==== Source extract

Lake Titicaca, Peru

21 Sep

Reed Boat on Uros Island

Now that I have some free time, here is a glimpse into our weekend trip to Lake Titicaca

After the whole ordeal last Friday, it was nice to get away for a bit. A bunch of the girls from our volunteer house booked a weekend trip to the world’s highest lake in the world, Lake Titicaca, which divides Bolivia and Peru.

At 9:30pm, 8 of us boarded a night bus to Puno, Peru, the starting point of our adventure. We arrived in Puno at 4am and took a taxi to our hotel for a quick nap and hot shower. After breakfast, our guide picked us up and drove us to the dock where we met our captain and island guide. Our first stop was the Uros islands.

The Uros islands are famous for their construction. They are completely artificial, man-made from reed, a natural fibre. The Uru people made these islands as a security precaution against rivals. The Uru even developed an anchor system so that the islands wouldn’t float all the way to Bolivia.

The Uru people continue to live on the reed islands, but some of them have the luxury of solar panels. Walking on the islands is a strange feeling. It’s very bouncy and squishy. You could easily imagine your foot going right through and hitting the water. We had the opportunity to take a short ride on one of the reed boats. Today, they build the boats with recycled plastic bottles to help them stay afloat – – way to go recycling!

Uros girl in traditional dress

After Uros, it was off to the next island Amantani. On Amantani, I had the pleasure of spending the night with a local family. The homes on the island are very basic. They had some low lights, but no running water or heating. The kitchens had only a small fire to cook food. We separated into groups of three, but luckily two of the women hosting us were sisters and lived next to each other – so the 6 of us were able to eat meals together and have a few good laughs about the menu options. The Amantani people are strictly vegetarians. Their dishes mostly compromise of quinoa and potatoes. For dinner, we had quinoa soup (amazing!!) and 5 different kinds of potatoes. Sort of weird. Peru has 5000 kinds of potatoes, a crop which the Amantani people clearly take advantage of.

========
==== Supplied entries

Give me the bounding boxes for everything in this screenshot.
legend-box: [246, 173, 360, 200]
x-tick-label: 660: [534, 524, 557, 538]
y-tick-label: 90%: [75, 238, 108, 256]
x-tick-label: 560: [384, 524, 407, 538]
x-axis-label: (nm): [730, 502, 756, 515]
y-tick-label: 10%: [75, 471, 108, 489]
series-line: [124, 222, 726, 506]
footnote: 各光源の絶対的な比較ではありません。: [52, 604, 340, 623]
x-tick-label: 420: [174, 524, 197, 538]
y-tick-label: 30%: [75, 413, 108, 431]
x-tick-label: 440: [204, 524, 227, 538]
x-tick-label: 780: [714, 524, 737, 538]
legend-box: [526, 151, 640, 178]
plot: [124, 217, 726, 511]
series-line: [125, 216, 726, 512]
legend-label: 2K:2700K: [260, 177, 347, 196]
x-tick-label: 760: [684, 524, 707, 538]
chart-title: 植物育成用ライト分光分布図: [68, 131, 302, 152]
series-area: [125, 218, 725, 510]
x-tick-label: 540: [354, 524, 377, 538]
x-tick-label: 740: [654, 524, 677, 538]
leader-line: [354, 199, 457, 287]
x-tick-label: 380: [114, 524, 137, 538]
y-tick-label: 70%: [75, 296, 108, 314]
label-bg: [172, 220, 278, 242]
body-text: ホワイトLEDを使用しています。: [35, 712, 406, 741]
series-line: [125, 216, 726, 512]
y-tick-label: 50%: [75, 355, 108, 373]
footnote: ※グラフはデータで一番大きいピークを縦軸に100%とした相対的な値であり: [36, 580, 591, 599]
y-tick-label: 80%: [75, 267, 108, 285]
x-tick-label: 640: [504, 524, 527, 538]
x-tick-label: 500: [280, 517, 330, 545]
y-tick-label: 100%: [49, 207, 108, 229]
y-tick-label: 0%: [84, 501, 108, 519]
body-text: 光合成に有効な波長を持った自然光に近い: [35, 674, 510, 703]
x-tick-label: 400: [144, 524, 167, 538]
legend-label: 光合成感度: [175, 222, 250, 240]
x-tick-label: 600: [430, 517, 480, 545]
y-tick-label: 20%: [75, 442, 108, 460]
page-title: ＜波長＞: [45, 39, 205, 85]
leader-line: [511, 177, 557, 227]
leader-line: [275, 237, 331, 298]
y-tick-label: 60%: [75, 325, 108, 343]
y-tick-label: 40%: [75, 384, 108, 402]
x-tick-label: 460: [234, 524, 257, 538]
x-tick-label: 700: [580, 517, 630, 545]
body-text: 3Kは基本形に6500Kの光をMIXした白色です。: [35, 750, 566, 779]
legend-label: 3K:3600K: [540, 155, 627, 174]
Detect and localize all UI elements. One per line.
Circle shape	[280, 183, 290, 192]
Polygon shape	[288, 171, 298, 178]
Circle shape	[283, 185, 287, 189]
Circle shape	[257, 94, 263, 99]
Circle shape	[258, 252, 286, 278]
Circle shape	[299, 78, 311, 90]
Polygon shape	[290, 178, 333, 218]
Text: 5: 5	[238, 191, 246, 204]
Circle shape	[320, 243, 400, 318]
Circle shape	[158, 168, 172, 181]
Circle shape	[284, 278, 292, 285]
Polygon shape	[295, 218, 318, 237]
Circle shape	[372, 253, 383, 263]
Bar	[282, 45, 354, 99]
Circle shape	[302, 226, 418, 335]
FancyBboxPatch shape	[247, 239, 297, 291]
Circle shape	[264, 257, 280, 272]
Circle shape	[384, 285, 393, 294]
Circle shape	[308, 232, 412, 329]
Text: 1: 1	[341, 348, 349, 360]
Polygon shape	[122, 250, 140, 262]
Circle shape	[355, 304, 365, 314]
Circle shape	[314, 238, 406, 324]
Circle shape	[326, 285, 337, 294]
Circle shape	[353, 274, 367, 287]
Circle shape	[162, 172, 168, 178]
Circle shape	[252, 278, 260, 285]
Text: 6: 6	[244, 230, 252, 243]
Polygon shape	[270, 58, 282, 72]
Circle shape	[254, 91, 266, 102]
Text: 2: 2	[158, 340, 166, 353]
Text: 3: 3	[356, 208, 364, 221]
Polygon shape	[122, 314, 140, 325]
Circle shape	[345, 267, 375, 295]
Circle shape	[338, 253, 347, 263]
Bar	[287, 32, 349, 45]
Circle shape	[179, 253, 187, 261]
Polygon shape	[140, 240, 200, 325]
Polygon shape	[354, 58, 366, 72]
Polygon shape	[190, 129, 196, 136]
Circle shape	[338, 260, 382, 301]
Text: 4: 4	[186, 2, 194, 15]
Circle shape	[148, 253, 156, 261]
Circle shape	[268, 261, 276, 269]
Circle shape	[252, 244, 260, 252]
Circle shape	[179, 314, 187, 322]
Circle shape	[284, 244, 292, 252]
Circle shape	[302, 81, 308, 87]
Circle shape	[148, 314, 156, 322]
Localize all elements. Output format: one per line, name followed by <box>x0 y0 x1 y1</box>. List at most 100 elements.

========
==== Supplied entries

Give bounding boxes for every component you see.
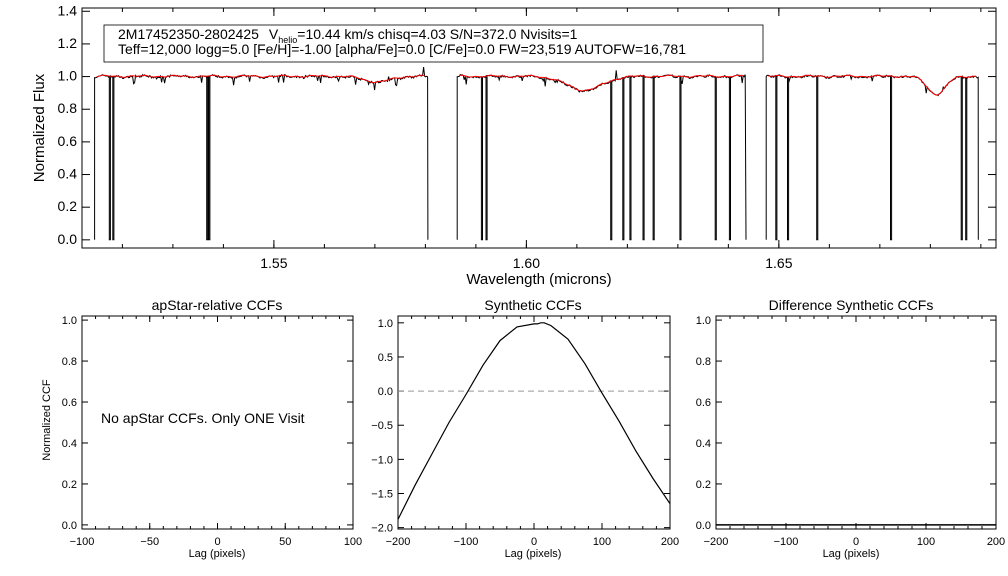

========
==== Supplied entries

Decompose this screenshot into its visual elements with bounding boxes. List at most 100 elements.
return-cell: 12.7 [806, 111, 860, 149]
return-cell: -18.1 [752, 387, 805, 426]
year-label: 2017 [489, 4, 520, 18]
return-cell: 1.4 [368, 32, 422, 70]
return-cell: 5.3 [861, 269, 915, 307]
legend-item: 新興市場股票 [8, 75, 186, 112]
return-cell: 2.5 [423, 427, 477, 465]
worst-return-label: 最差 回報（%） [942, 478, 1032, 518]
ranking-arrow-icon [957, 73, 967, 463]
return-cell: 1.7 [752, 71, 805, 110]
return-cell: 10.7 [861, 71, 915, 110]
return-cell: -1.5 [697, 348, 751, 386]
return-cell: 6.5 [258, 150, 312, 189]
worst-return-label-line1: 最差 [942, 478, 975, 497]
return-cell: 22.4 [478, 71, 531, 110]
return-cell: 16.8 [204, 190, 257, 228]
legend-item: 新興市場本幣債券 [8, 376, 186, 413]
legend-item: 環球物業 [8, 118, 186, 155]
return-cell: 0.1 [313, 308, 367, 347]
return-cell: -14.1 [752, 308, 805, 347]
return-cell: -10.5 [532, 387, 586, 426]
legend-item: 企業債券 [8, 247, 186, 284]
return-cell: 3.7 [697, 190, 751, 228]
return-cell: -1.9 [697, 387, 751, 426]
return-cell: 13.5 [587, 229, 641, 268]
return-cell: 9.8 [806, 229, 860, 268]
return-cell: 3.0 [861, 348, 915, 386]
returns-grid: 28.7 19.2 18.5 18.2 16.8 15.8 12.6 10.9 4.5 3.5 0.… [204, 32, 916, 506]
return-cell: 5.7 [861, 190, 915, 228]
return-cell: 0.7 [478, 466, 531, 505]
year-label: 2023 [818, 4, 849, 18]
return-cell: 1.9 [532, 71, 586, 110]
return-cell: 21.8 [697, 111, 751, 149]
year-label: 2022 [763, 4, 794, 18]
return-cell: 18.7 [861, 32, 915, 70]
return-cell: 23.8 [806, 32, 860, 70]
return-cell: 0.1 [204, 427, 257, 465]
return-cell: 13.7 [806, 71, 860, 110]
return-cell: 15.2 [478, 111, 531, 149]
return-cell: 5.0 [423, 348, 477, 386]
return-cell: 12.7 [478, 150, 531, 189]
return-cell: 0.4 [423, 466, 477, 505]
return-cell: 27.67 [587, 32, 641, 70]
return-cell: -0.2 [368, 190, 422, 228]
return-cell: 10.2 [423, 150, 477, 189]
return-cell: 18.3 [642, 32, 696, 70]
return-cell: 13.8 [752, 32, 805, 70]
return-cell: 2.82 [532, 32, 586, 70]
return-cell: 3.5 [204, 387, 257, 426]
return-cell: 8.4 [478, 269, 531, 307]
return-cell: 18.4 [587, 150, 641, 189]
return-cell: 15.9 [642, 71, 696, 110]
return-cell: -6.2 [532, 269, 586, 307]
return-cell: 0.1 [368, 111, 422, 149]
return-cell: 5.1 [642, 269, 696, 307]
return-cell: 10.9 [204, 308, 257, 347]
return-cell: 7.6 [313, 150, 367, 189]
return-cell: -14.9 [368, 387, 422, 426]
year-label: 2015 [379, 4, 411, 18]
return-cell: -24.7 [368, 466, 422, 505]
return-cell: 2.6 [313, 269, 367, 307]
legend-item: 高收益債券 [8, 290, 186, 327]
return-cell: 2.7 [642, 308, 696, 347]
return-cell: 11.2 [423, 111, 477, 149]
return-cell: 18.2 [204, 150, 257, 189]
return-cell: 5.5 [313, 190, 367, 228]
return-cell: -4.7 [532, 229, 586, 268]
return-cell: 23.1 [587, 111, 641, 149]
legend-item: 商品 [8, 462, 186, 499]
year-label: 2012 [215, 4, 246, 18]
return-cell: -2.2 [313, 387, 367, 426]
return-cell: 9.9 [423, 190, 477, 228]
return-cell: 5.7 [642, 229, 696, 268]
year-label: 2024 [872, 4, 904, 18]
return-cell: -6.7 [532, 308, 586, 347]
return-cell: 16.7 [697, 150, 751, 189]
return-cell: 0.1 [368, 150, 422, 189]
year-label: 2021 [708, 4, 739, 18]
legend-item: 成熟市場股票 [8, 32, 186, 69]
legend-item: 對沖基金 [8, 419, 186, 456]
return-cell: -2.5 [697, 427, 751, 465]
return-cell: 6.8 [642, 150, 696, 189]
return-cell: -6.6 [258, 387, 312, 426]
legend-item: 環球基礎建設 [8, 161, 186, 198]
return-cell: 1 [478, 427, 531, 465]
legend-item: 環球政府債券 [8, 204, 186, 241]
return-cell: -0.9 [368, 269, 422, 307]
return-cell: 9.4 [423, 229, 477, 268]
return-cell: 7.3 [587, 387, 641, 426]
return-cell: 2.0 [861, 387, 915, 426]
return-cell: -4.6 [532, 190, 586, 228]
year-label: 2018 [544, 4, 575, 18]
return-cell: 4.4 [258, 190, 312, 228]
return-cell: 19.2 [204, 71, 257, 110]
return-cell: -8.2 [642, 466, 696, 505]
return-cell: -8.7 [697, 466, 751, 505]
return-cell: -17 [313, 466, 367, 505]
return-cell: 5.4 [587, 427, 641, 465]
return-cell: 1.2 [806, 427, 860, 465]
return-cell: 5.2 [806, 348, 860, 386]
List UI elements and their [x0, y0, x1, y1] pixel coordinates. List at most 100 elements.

========

Exercise set
a. According to the Lake Titicaca travel post, what do the Uru people now build their reed boats with to help them stay afloat?
b. Continue the Lake Titicaca travel post from its last sentence.

Expected results
a. Recycled plastic bottles.

b.
After lunch, we hiked up to a sacred mountain and watched the sunset over the massive lake. Lake Titicaca resembles more of an ocean than anything. It’s so vast. Once the sun goes down, it’s freezing – so we bundled up and hiked back down. Once we reached the bottom, we treated ourselves to hot chocolate and met our families for dinner. Dinner was much better – soup, rice, pasta. I mean, you can’t get much starchier than that, but it was much tastier than dry potatoes. After dinner, the sisters dressed us up in traditional clothing and took us to the town hall for a traditional song and dance celebration. It was pretty funny seeing everybody decked out in colourful skirts and blouses. The dancing was pretty intense – especially when you are struggling with the altitude. After three dances, I was done for the night. We walked back to our home in the pitch black and got ready for bed. Sleeping under 6 wool blankets can get pretty heavy, but we were thankful for the warmth. The next morning, we had breakfast and said goodbye to our families… off to our last island!

Taquile is a 1 hour boat ride from Amantani. The goal for the day: hike from one side of the island to the other. Other than the scenic views, there is only one thing that makes Taquille famous… its textiles. In fact, it’s been named a UNESCO world heritage site because of its unique weaving techniques. Here is just one example: apparently, the women cut their hair off and weave a belt for their soon-to-be husbands as a substitute for buying a wedding band.

Once we made it to the other side of the island, we had lunch overlooking the lake. Trout for those who enjoy fish and omlettes for people like me! Then it was back on the boat for the 3 hour ride to Puno.

Dressed up on Amantani

Puno isn’t the most beautiful city, actually it is pretty ugly. We had about 5 hours to spare before our bus back to Cusco, so we did what most bored people do… eat, shop, eat. We had ice cream in the plaza, browsed elderly women’s handicrafts and settled in a restaurant for a few hours. I bought another alpaca toque, some socks and a leather bracelet. It was so cheap!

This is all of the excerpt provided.